-- Start --
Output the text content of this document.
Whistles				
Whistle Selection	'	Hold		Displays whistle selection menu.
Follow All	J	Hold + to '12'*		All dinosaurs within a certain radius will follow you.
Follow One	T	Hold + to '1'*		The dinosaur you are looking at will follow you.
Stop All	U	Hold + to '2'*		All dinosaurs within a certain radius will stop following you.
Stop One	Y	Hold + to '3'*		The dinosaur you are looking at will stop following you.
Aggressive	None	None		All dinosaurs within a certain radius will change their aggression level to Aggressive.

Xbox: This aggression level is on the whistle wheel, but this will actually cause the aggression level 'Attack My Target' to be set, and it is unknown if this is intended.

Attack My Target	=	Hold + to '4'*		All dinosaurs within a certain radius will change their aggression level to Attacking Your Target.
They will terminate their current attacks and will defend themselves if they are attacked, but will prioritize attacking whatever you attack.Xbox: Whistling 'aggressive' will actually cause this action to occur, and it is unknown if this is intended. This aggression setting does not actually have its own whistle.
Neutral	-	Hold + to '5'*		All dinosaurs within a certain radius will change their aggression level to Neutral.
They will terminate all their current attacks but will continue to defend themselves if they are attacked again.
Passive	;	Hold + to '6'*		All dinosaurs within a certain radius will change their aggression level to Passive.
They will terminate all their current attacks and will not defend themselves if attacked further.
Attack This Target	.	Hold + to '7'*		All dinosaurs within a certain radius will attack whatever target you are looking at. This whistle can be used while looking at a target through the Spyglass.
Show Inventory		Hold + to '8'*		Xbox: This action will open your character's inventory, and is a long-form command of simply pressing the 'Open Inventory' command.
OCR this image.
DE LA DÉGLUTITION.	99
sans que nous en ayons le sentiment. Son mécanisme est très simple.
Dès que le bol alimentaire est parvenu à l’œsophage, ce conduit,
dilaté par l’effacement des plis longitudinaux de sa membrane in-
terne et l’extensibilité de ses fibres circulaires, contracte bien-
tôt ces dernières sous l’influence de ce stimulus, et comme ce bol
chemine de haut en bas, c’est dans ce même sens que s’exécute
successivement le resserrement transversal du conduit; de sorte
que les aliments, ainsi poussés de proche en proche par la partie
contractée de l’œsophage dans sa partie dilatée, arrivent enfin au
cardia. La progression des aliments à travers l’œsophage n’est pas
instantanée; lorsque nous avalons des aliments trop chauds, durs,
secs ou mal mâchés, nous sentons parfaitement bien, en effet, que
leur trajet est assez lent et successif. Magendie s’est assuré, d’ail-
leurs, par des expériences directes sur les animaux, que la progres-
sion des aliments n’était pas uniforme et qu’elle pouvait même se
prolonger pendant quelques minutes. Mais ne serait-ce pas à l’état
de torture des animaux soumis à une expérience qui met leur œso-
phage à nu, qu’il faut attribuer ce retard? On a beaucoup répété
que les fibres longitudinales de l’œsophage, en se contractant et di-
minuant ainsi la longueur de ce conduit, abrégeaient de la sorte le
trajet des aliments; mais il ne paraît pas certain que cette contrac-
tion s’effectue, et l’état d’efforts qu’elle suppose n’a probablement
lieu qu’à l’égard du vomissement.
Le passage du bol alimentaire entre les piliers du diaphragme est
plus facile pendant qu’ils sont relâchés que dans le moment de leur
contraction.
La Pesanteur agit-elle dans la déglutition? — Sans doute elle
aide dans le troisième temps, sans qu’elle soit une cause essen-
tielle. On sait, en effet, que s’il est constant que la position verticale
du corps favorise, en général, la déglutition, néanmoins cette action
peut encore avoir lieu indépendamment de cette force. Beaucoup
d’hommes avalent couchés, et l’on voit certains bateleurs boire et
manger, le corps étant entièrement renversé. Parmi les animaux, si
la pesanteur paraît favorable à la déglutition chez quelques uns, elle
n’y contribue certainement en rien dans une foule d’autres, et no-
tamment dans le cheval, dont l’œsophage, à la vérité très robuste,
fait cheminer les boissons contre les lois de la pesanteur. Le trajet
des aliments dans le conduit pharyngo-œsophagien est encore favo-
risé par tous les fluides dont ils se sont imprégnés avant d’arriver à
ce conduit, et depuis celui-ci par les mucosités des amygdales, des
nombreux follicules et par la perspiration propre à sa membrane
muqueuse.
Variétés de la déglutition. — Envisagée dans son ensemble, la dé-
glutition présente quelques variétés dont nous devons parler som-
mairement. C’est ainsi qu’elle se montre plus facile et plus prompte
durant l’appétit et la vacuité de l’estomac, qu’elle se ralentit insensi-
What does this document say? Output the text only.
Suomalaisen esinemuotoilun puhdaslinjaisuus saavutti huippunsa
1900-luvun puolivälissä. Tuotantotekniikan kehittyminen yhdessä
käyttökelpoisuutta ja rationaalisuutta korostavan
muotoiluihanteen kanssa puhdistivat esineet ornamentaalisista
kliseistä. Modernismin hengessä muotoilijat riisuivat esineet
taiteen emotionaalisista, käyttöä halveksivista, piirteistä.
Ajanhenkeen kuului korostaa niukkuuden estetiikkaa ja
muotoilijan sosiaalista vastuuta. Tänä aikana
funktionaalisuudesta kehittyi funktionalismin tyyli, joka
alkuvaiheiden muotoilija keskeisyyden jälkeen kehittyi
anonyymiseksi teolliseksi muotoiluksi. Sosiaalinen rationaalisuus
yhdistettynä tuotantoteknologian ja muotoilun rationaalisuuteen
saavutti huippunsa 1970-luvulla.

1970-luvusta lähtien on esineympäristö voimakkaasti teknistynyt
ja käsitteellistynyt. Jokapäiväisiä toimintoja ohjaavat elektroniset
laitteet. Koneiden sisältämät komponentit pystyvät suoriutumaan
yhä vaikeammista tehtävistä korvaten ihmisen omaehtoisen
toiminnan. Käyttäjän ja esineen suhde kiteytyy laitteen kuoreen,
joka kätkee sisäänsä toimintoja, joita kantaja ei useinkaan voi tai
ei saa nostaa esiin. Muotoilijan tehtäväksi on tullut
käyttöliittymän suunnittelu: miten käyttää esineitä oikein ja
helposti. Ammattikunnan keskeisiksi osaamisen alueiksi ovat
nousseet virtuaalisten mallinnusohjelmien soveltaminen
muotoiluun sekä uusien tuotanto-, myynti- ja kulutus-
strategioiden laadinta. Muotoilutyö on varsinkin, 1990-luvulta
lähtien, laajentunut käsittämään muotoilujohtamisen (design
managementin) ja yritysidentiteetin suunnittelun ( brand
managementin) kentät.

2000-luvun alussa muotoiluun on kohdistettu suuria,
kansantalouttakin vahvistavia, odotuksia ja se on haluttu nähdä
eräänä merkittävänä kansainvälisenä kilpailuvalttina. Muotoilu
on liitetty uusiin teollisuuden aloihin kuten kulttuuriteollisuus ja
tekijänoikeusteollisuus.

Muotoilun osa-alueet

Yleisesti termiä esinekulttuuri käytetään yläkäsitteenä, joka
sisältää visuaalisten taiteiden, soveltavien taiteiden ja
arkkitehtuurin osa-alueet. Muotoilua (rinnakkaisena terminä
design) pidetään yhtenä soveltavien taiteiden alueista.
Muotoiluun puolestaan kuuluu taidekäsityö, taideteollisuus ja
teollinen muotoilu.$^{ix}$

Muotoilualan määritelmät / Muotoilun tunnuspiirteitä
-- End --
# Aim of the exercise
Within the entries above, report how many lines include "animaux", and keep the answer to the number.

# Expected answer
3